Text excerpt.

★ ★ ★ ★

A mercenaries army working similar to Warmachine's would be great. Kinda like the old Dogs of War for Fantasy.


----------



## Raptors8th (Jul 3, 2009)

Mechanicus would be cool, but you can already kinda do them with the available codices anyway (GKT=Skitarii anyone?). Other than that more xenos would always be nice, Kroot mercenaries coming back would also be cool. As for the Heresy campaign yeah GW won't do it but it'd be cool. Maybe the next IA could do that though? Forgeworld already put out a lot of heresy timed units, they could eaily do Primarchs and shit.


----------



## shadoestar (Apr 6, 2010)

Adeptus Mechanicus, or the Mechanicum however you want to say it lol, they would have a bad ass army because the forgeworlds would give them the ebst of the best equiptment for even their lowly troops!


----------



## Shandathe (May 2, 2010)

I'd like an army that showcases it's quite possible to be worse trained and worse equipped than the Imperial Guard 

As for a campaign... I've said before that if any of the others paid attention to them, the Tau would be in trouble. I'd like to see a campaign based on their next attempt at expansion turning into a giant Charlie Foxtrot.


----------



## BloodAngelZeros (Jul 1, 2008)

Shandathe said:


> I'd like an army that showcases it's quite possible to be worse trained and worse equipped than the Imperial Guard


Haha, I really don't think GW will ever do that. They need somebody to be at the bottom and IG are a consistent choice.


----------



## Shandathe (May 2, 2010)

So far, yes. But there's some room in the system, and even the Imperium alone has a plentiful supply of worse fighters (PDF, anyone? Arbites most likely belong here too since they're not *meant* for open fights, and people still want those )

★ ★ ★ ★

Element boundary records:
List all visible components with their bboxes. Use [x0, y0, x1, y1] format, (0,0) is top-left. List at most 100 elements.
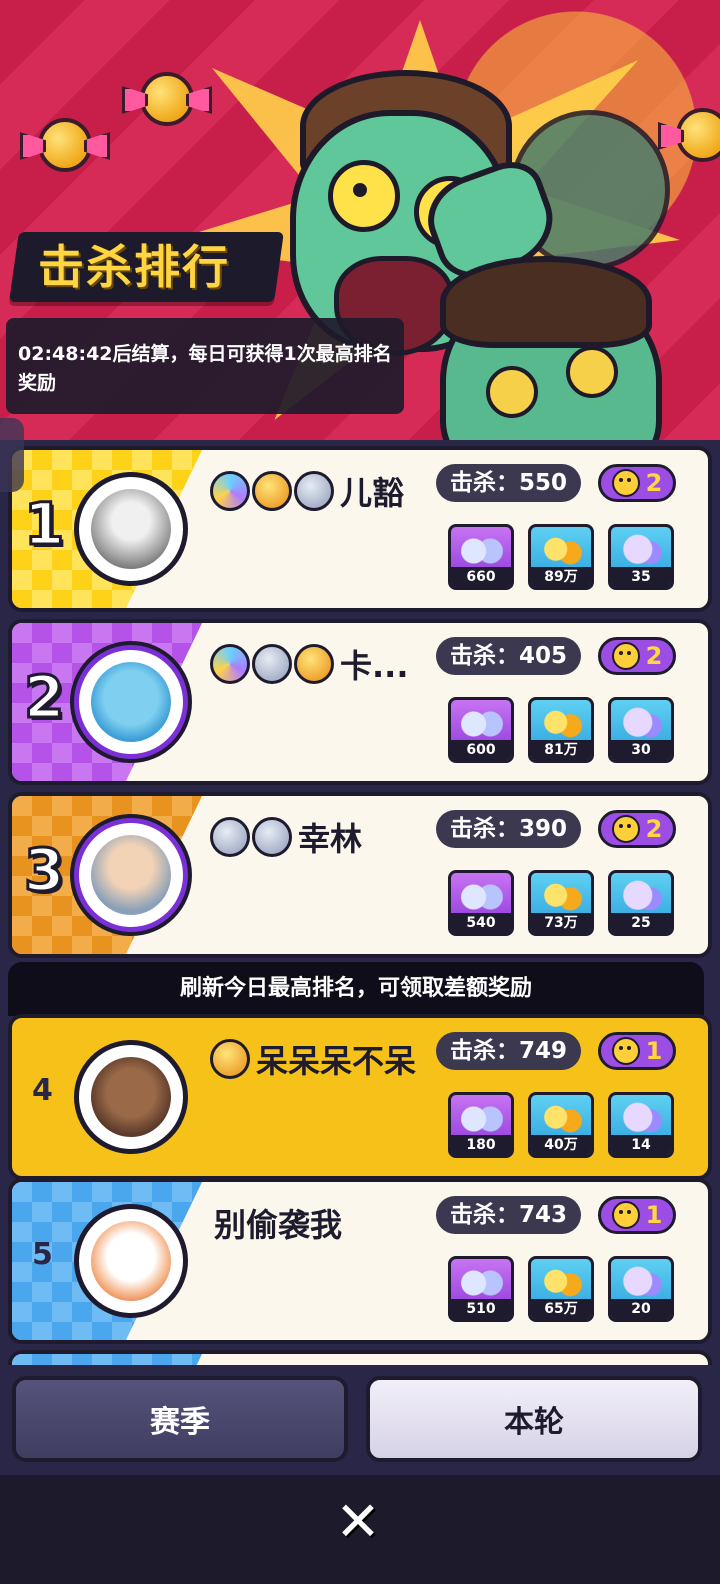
candy-icon — [541, 879, 583, 915]
kill-count: 击杀：743 — [436, 1196, 582, 1234]
kill-count: 击杀：749 — [436, 1032, 582, 1070]
kill-value: 743 — [519, 1202, 568, 1228]
gem-icon — [461, 533, 503, 569]
avatar[interactable] — [74, 818, 188, 932]
leaderboard-list[interactable]: 1 儿豁 击杀：550 2 660 89万 35 2 卡... 击杀：405 2… — [0, 440, 720, 1365]
gold-badge-icon — [252, 471, 292, 511]
leaderboard-row-1[interactable]: 1 儿豁 击杀：550 2 660 89万 35 — [8, 446, 712, 612]
side-pull-tab[interactable] — [0, 418, 24, 492]
gem-reward[interactable]: 600 — [448, 697, 514, 763]
rainbow-badge-icon — [210, 644, 250, 684]
reward-row: 600 81万 30 — [448, 697, 674, 763]
candy-reward[interactable]: 73万 — [528, 870, 594, 936]
kill-count: 击杀：390 — [436, 810, 582, 848]
player-name: 别偷袭我 — [214, 1206, 343, 1244]
skull-value: 2 — [645, 642, 663, 670]
kill-label: 击杀： — [450, 643, 519, 669]
rank-number: 1 — [22, 489, 65, 560]
close-icon: ✕ — [335, 1490, 381, 1553]
rank-number: 5 — [32, 1237, 53, 1272]
skull-icon — [611, 1201, 640, 1229]
reward-amount: 65万 — [531, 1299, 591, 1319]
kill-value: 550 — [519, 470, 568, 496]
candy-icon — [676, 108, 720, 162]
reward-row: 180 40万 14 — [448, 1092, 674, 1158]
tab-round[interactable]: 本轮 — [366, 1376, 702, 1462]
kill-count: 击杀：550 — [436, 464, 582, 502]
badge-row: 儿豁 — [210, 468, 404, 514]
candy-reward[interactable]: 81万 — [528, 697, 594, 763]
close-button[interactable]: ✕ — [330, 1494, 386, 1550]
gem-reward[interactable]: 510 — [448, 1256, 514, 1322]
skull-icon — [611, 815, 640, 843]
kill-value: 390 — [519, 816, 568, 842]
gem-icon — [461, 879, 503, 915]
gem-reward[interactable]: 660 — [448, 524, 514, 590]
avatar[interactable] — [74, 645, 188, 759]
skull-count: 2 — [598, 810, 676, 848]
reward-row: 660 89万 35 — [448, 524, 674, 590]
leaderboard-row-2[interactable]: 2 卡... 击杀：405 2 600 81万 30 — [8, 619, 712, 785]
kill-count: 击杀：405 — [436, 637, 582, 675]
silver-badge-icon — [252, 817, 292, 857]
candy-reward[interactable]: 65万 — [528, 1256, 594, 1322]
rank-number: 2 — [22, 662, 65, 733]
avatar[interactable] — [74, 472, 188, 586]
silver-badge-icon — [252, 644, 292, 684]
candy-reward[interactable]: 89万 — [528, 524, 594, 590]
settlement-info-text: 02:48:42后结算，每日可获得1次最高排名奖励 — [18, 343, 392, 394]
skull-icon — [611, 469, 640, 497]
candy-icon — [541, 706, 583, 742]
reward-amount: 14 — [611, 1135, 671, 1155]
gem-icon — [461, 1101, 503, 1137]
reward-amount: 40万 — [531, 1135, 591, 1155]
gem-reward[interactable]: 540 — [448, 870, 514, 936]
orb-icon — [621, 1265, 663, 1301]
reward-amount: 510 — [451, 1299, 511, 1319]
reward-amount: 30 — [611, 740, 671, 760]
orb-icon — [621, 706, 663, 742]
reward-amount: 25 — [611, 913, 671, 933]
leaderboard-row-3[interactable]: 3 幸林 击杀：390 2 540 73万 25 — [8, 792, 712, 958]
kill-label: 击杀： — [450, 1038, 519, 1064]
badge-row: 卡... — [210, 641, 408, 687]
reward-amount: 35 — [611, 567, 671, 587]
notice-bar: 刷新今日最高排名，可领取差额奖励 — [8, 962, 704, 1016]
orb-reward[interactable]: 25 — [608, 870, 674, 936]
skull-icon — [611, 642, 640, 670]
gold-badge-icon — [210, 1039, 250, 1079]
skull-value: 1 — [645, 1037, 663, 1065]
orb-reward[interactable]: 35 — [608, 524, 674, 590]
skull-value: 2 — [645, 815, 663, 843]
candy-icon — [38, 118, 92, 172]
avatar[interactable] — [74, 1040, 188, 1154]
skull-count: 1 — [598, 1196, 676, 1234]
candy-icon — [541, 1265, 583, 1301]
gold-badge-icon — [294, 644, 334, 684]
orb-icon — [621, 1101, 663, 1137]
player-name: 儿豁 — [340, 474, 405, 512]
skull-count: 1 — [598, 1032, 676, 1070]
kill-value: 749 — [519, 1038, 568, 1064]
candy-reward[interactable]: 40万 — [528, 1092, 594, 1158]
zombie-illustration — [440, 256, 662, 440]
avatar[interactable] — [74, 1204, 188, 1318]
skull-count: 2 — [598, 464, 676, 502]
rank-number: 4 — [32, 1073, 53, 1108]
candy-icon — [541, 533, 583, 569]
rank-number: 3 — [22, 835, 65, 906]
gem-reward[interactable]: 180 — [448, 1092, 514, 1158]
tab-season[interactable]: 赛季 — [12, 1376, 348, 1462]
orb-reward[interactable]: 30 — [608, 697, 674, 763]
gem-icon — [461, 1265, 503, 1301]
leaderboard-row-self[interactable]: 4 呆呆呆不呆 击杀：749 1 180 40万 14 — [8, 1014, 712, 1180]
reward-amount: 180 — [451, 1135, 511, 1155]
leaderboard-row-5[interactable]: 5 别偷袭我 击杀：743 1 510 65万 20 — [8, 1178, 712, 1344]
leaderboard-row-6[interactable] — [8, 1350, 712, 1365]
kill-label: 击杀： — [450, 470, 519, 496]
reward-amount: 20 — [611, 1299, 671, 1319]
silver-badge-icon — [294, 471, 334, 511]
orb-reward[interactable]: 20 — [608, 1256, 674, 1322]
skull-icon — [611, 1037, 640, 1065]
orb-reward[interactable]: 14 — [608, 1092, 674, 1158]
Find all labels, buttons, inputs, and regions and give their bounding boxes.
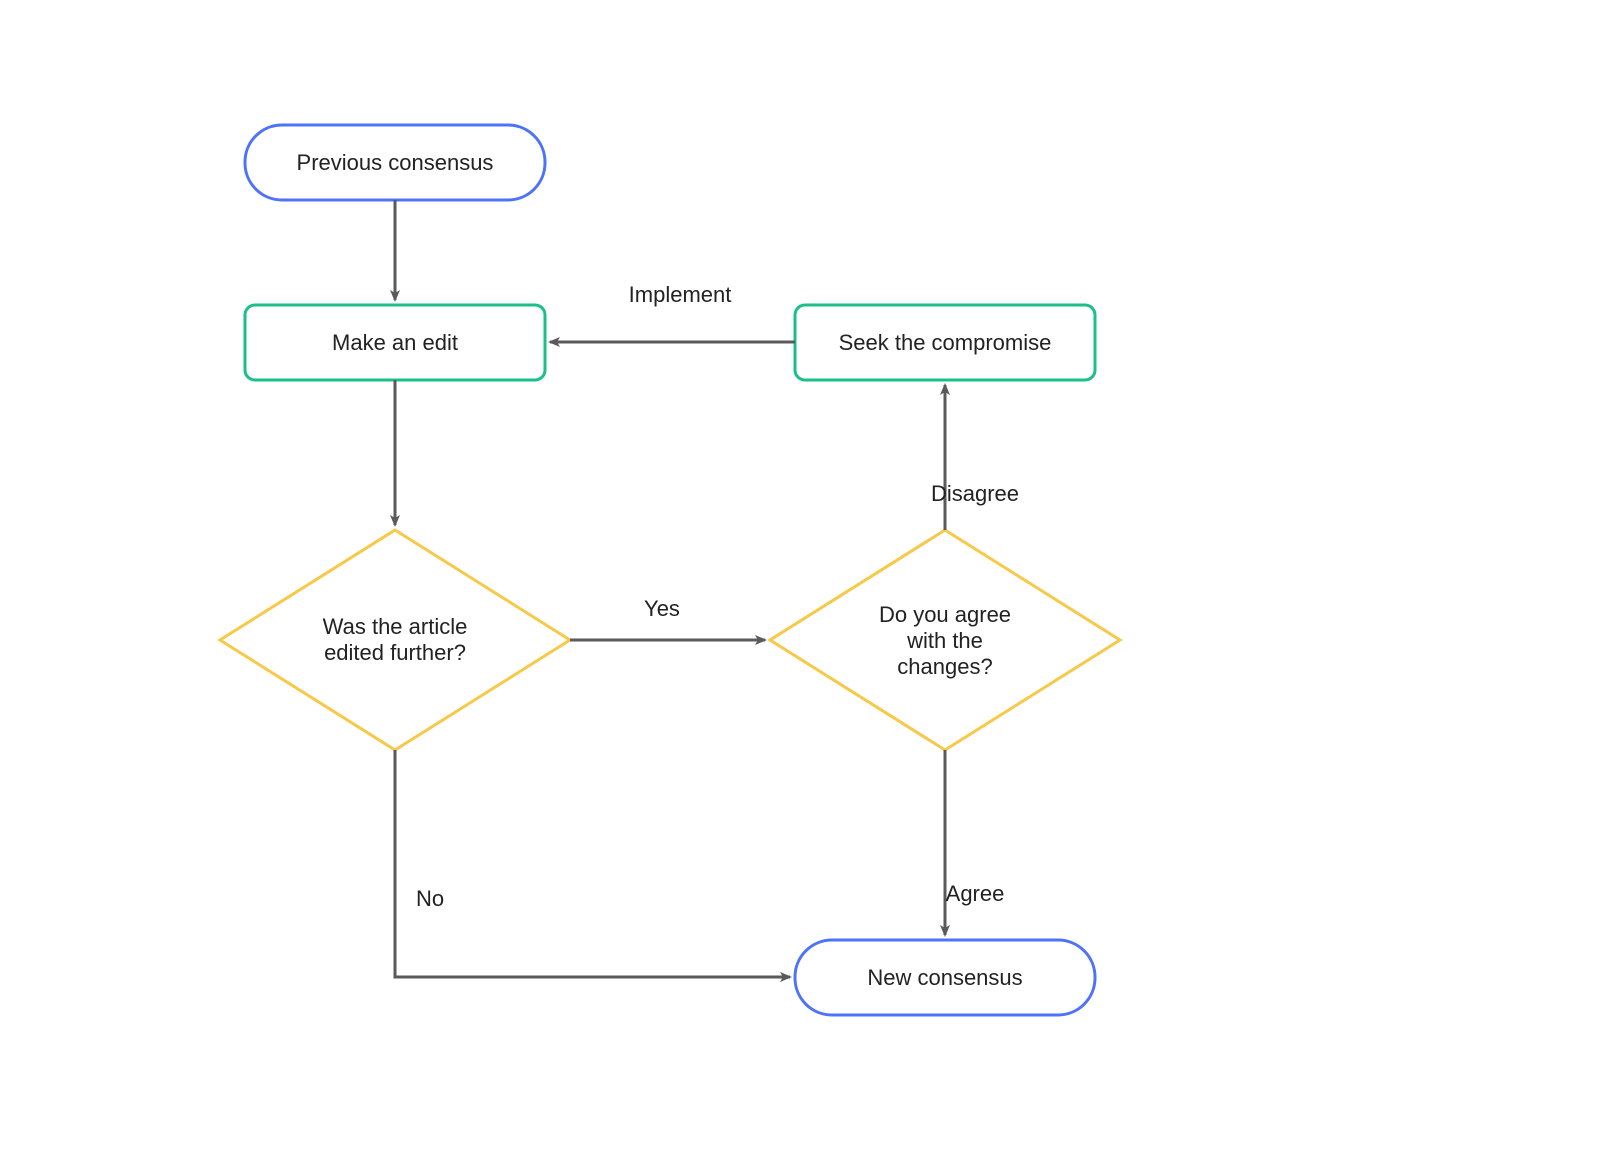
node-make-edit: Make an edit bbox=[245, 305, 545, 380]
node-edited-further-label-2: edited further? bbox=[324, 640, 466, 665]
edge-agree-agree: Agree bbox=[945, 750, 1004, 935]
edge-agree-agree-label: Agree bbox=[946, 881, 1005, 906]
node-make-edit-label: Make an edit bbox=[332, 330, 458, 355]
node-agree-changes: Do you agree with the changes? bbox=[770, 530, 1120, 750]
node-seek-compromise: Seek the compromise bbox=[795, 305, 1095, 380]
edge-seek-to-edit: Implement bbox=[550, 282, 795, 342]
node-agree-changes-label-3: changes? bbox=[897, 654, 992, 679]
edge-edited-no-label: No bbox=[416, 886, 444, 911]
node-agree-changes-label-1: Do you agree bbox=[879, 602, 1011, 627]
node-edited-further: Was the article edited further? bbox=[220, 530, 570, 750]
node-previous-consensus-label: Previous consensus bbox=[297, 150, 494, 175]
edge-edited-yes: Yes bbox=[570, 596, 765, 640]
node-new-consensus: New consensus bbox=[795, 940, 1095, 1015]
edge-seek-to-edit-label: Implement bbox=[629, 282, 732, 307]
edge-agree-disagree: Disagree bbox=[931, 385, 1019, 530]
node-previous-consensus: Previous consensus bbox=[245, 125, 545, 200]
edge-agree-disagree-label: Disagree bbox=[931, 481, 1019, 506]
edge-edited-yes-label: Yes bbox=[644, 596, 680, 621]
node-edited-further-label-1: Was the article bbox=[323, 614, 468, 639]
node-agree-changes-label-2: with the bbox=[906, 628, 983, 653]
node-seek-compromise-label: Seek the compromise bbox=[839, 330, 1052, 355]
node-new-consensus-label: New consensus bbox=[867, 965, 1022, 990]
edge-edited-no: No bbox=[395, 750, 790, 977]
flowchart-canvas: Previous consensus Make an edit Seek the… bbox=[0, 0, 1624, 1160]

★ ★ ★ ★

Exercise task 1.
According to BloodAngelZeros in the forum thread, why will GW keep the Imperial Guard as the worst-trained and worst-equipped army?
Exercise task 2.
List each distinct username that heads a post in the forum thread.
Answer using only the forum thread.

Correct response 1.
GW needs somebody to be at the bottom, and the IG are a consistent choice.

Correct response 2.
Raptors8th, shadoestar, Shandathe, BloodAngelZeros